Instructions to follow. Exclude the pictures and reproduce the remaining data exactly as written.

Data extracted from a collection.
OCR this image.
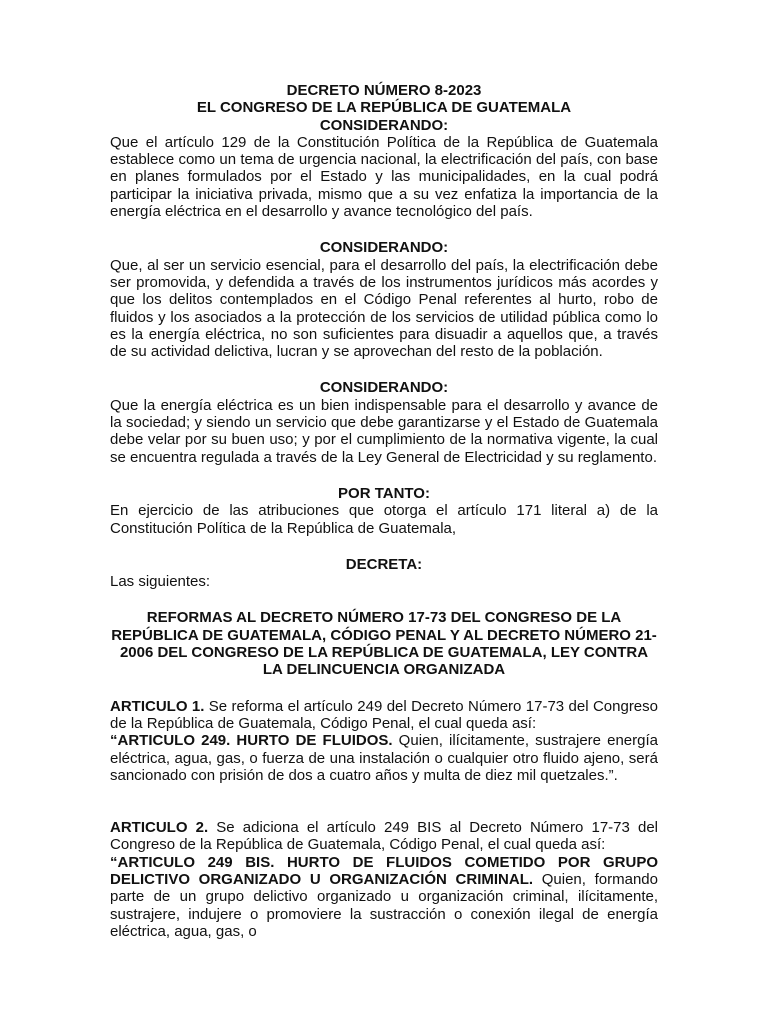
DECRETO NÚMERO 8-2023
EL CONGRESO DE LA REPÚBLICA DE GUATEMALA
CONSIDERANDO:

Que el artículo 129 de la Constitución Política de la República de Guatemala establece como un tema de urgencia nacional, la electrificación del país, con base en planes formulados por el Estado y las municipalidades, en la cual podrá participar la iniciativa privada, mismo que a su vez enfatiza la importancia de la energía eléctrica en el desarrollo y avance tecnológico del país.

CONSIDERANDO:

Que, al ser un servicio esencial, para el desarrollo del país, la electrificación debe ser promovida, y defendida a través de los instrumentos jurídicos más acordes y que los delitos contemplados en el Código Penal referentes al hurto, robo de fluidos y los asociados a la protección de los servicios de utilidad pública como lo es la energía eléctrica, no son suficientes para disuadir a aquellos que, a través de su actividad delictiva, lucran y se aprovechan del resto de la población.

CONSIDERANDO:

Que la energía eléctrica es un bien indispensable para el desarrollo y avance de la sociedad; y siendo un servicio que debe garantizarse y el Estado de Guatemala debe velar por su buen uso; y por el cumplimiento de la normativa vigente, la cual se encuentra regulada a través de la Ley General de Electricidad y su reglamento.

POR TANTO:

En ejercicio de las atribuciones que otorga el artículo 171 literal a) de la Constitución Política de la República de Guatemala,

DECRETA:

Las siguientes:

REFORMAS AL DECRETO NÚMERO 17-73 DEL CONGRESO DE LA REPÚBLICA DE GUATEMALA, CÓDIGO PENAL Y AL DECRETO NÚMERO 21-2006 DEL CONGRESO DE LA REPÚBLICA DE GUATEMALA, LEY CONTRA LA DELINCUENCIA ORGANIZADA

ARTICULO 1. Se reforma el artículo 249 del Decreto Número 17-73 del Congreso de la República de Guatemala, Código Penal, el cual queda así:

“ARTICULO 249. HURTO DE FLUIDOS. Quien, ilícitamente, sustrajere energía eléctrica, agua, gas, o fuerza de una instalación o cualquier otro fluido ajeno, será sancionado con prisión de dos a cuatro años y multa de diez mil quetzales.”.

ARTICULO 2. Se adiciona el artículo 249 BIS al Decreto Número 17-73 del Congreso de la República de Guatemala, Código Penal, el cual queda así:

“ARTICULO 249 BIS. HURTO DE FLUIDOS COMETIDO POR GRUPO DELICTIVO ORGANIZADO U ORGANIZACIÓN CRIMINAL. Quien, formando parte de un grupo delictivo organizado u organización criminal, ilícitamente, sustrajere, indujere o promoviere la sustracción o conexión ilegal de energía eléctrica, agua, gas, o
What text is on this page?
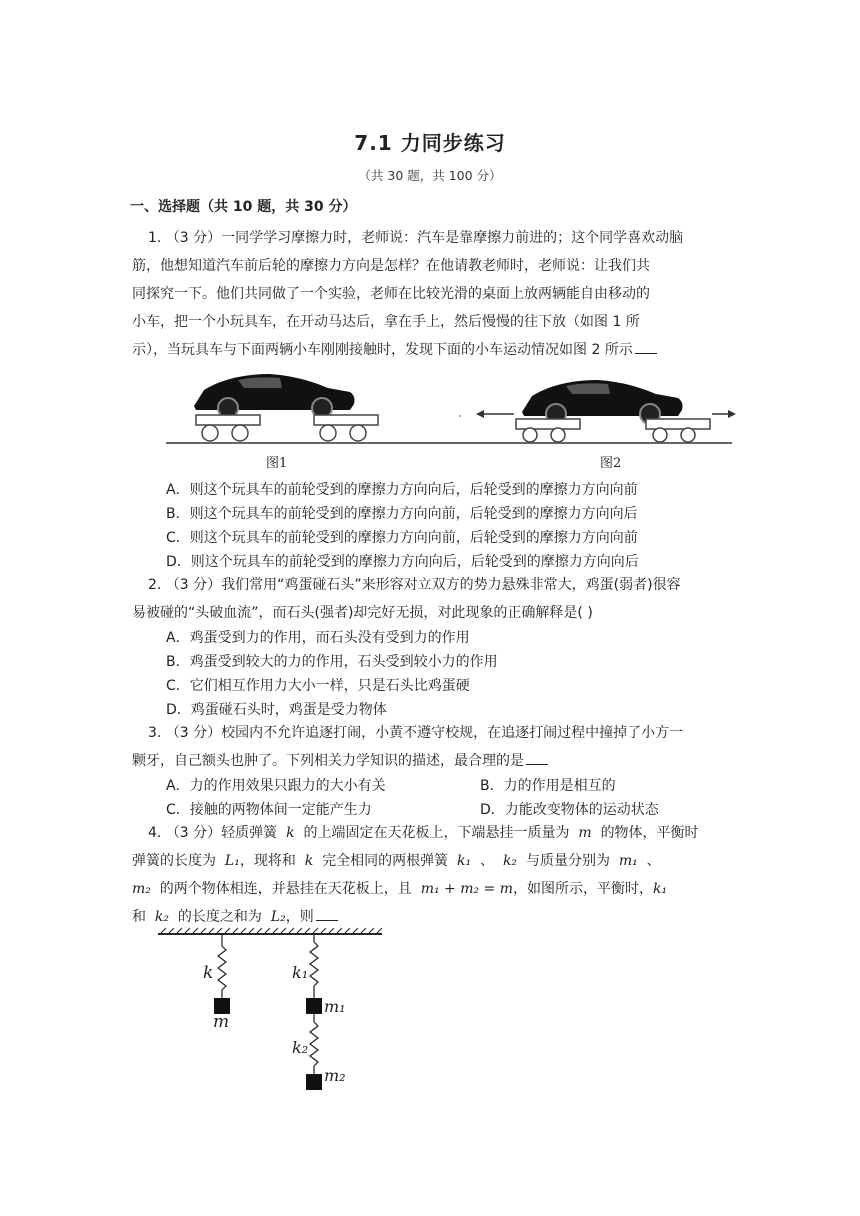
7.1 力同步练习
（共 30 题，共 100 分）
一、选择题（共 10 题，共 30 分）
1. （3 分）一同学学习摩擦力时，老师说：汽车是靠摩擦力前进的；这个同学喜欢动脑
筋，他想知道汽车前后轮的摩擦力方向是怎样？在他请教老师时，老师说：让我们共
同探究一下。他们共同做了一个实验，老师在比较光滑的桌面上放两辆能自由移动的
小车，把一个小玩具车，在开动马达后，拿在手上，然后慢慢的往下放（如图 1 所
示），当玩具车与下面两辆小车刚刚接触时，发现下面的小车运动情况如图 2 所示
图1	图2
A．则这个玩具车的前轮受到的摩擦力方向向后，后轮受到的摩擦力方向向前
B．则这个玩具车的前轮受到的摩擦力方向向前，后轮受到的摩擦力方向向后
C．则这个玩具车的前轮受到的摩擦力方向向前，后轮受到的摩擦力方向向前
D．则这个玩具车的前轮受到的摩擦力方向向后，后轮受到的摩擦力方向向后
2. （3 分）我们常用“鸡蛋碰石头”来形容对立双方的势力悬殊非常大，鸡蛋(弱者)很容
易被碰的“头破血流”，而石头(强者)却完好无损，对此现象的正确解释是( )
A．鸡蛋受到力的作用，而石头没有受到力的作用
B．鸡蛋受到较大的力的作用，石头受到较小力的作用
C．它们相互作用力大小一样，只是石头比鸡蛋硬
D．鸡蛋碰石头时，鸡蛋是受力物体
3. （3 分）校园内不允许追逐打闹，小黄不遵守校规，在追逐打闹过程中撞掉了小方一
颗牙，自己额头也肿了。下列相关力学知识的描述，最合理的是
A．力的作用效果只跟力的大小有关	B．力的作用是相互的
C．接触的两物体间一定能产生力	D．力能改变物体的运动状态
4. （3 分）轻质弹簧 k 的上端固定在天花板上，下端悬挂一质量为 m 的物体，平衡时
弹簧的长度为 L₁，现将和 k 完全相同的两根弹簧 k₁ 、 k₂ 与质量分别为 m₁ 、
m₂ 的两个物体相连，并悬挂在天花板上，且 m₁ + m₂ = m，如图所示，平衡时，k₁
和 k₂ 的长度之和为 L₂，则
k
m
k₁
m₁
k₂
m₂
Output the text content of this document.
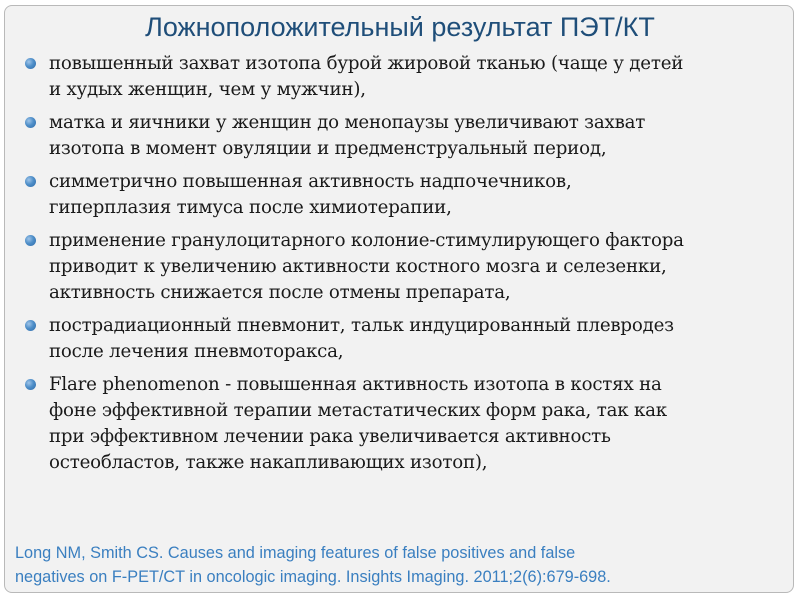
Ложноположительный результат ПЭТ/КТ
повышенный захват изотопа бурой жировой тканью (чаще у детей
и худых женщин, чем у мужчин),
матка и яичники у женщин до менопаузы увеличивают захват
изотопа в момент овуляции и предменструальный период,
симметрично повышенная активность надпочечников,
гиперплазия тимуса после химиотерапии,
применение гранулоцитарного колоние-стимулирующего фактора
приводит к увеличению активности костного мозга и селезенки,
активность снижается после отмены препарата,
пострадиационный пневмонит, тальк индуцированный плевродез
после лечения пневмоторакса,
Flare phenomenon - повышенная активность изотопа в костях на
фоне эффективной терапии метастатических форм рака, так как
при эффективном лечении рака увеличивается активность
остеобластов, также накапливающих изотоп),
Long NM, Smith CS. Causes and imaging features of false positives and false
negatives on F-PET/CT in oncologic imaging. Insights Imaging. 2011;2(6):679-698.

Task response.
OCR this image.
DECRETO NÚMERO 8-2023
EL CONGRESO DE LA REPÚBLICA DE GUATEMALA
CONSIDERANDO:

Que el artículo 129 de la Constitución Política de la República de Guatemala establece como un tema de urgencia nacional, la electrificación del país, con base en planes formulados por el Estado y las municipalidades, en la cual podrá participar la iniciativa privada, mismo que a su vez enfatiza la importancia de la energía eléctrica en el desarrollo y avance tecnológico del país.

CONSIDERANDO:

Que, al ser un servicio esencial, para el desarrollo del país, la electrificación debe ser promovida, y defendida a través de los instrumentos jurídicos más acordes y que los delitos contemplados en el Código Penal referentes al hurto, robo de fluidos y los asociados a la protección de los servicios de utilidad pública como lo es la energía eléctrica, no son suficientes para disuadir a aquellos que, a través de su actividad delictiva, lucran y se aprovechan del resto de la población.

CONSIDERANDO:

Que la energía eléctrica es un bien indispensable para el desarrollo y avance de la sociedad; y siendo un servicio que debe garantizarse y el Estado de Guatemala debe velar por su buen uso; y por el cumplimiento de la normativa vigente, la cual se encuentra regulada a través de la Ley General de Electricidad y su reglamento.

POR TANTO:

En ejercicio de las atribuciones que otorga el artículo 171 literal a) de la Constitución Política de la República de Guatemala,

DECRETA:

Las siguientes:

REFORMAS AL DECRETO NÚMERO 17-73 DEL CONGRESO DE LA REPÚBLICA DE GUATEMALA, CÓDIGO PENAL Y AL DECRETO NÚMERO 21-2006 DEL CONGRESO DE LA REPÚBLICA DE GUATEMALA, LEY CONTRA LA DELINCUENCIA ORGANIZADA

ARTICULO 1. Se reforma el artículo 249 del Decreto Número 17-73 del Congreso de la República de Guatemala, Código Penal, el cual queda así:

“ARTICULO 249. HURTO DE FLUIDOS. Quien, ilícitamente, sustrajere energía eléctrica, agua, gas, o fuerza de una instalación o cualquier otro fluido ajeno, será sancionado con prisión de dos a cuatro años y multa de diez mil quetzales.”.

ARTICULO 2. Se adiciona el artículo 249 BIS al Decreto Número 17-73 del Congreso de la República de Guatemala, Código Penal, el cual queda así:

“ARTICULO 249 BIS. HURTO DE FLUIDOS COMETIDO POR GRUPO DELICTIVO ORGANIZADO U ORGANIZACIÓN CRIMINAL. Quien, formando parte de un grupo delictivo organizado u organización criminal, ilícitamente, sustrajere, indujere o promoviere la sustracción o conexión ilegal de energía eléctrica, agua, gas, o
What text is on this page?
7.1 力同步练习
（共 30 题，共 100 分）
一、选择题（共 10 题，共 30 分）
1. （3 分）一同学学习摩擦力时，老师说：汽车是靠摩擦力前进的；这个同学喜欢动脑
筋，他想知道汽车前后轮的摩擦力方向是怎样？在他请教老师时，老师说：让我们共
同探究一下。他们共同做了一个实验，老师在比较光滑的桌面上放两辆能自由移动的
小车，把一个小玩具车，在开动马达后，拿在手上，然后慢慢的往下放（如图 1 所
示），当玩具车与下面两辆小车刚刚接触时，发现下面的小车运动情况如图 2 所示
图1	图2
A．则这个玩具车的前轮受到的摩擦力方向向后，后轮受到的摩擦力方向向前
B．则这个玩具车的前轮受到的摩擦力方向向前，后轮受到的摩擦力方向向后
C．则这个玩具车的前轮受到的摩擦力方向向前，后轮受到的摩擦力方向向前
D．则这个玩具车的前轮受到的摩擦力方向向后，后轮受到的摩擦力方向向后
2. （3 分）我们常用“鸡蛋碰石头”来形容对立双方的势力悬殊非常大，鸡蛋(弱者)很容
易被碰的“头破血流”，而石头(强者)却完好无损，对此现象的正确解释是( )
A．鸡蛋受到力的作用，而石头没有受到力的作用
B．鸡蛋受到较大的力的作用，石头受到较小力的作用
C．它们相互作用力大小一样，只是石头比鸡蛋硬
D．鸡蛋碰石头时，鸡蛋是受力物体
3. （3 分）校园内不允许追逐打闹，小黄不遵守校规，在追逐打闹过程中撞掉了小方一
颗牙，自己额头也肿了。下列相关力学知识的描述，最合理的是
A．力的作用效果只跟力的大小有关	B．力的作用是相互的
C．接触的两物体间一定能产生力	D．力能改变物体的运动状态
4. （3 分）轻质弹簧 k 的上端固定在天花板上，下端悬挂一质量为 m 的物体，平衡时
弹簧的长度为 L₁，现将和 k 完全相同的两根弹簧 k₁ 、 k₂ 与质量分别为 m₁ 、
m₂ 的两个物体相连，并悬挂在天花板上，且 m₁ + m₂ = m，如图所示，平衡时，k₁
和 k₂ 的长度之和为 L₂，则
k
m
k₁
m₁
k₂
m₂
Output the text content of this document.
Ложноположительный результат ПЭТ/КТ
повышенный захват изотопа бурой жировой тканью (чаще у детей
и худых женщин, чем у мужчин),
матка и яичники у женщин до менопаузы увеличивают захват
изотопа в момент овуляции и предменструальный период,
симметрично повышенная активность надпочечников,
гиперплазия тимуса после химиотерапии,
применение гранулоцитарного колоние-стимулирующего фактора
приводит к увеличению активности костного мозга и селезенки,
активность снижается после отмены препарата,
пострадиационный пневмонит, тальк индуцированный плевродез
после лечения пневмоторакса,
Flare phenomenon - повышенная активность изотопа в костях на
фоне эффективной терапии метастатических форм рака, так как
при эффективном лечении рака увеличивается активность
остеобластов, также накапливающих изотоп),
Long NM, Smith CS. Causes and imaging features of false positives and false
negatives on F-PET/CT in oncologic imaging. Insights Imaging. 2011;2(6):679-698.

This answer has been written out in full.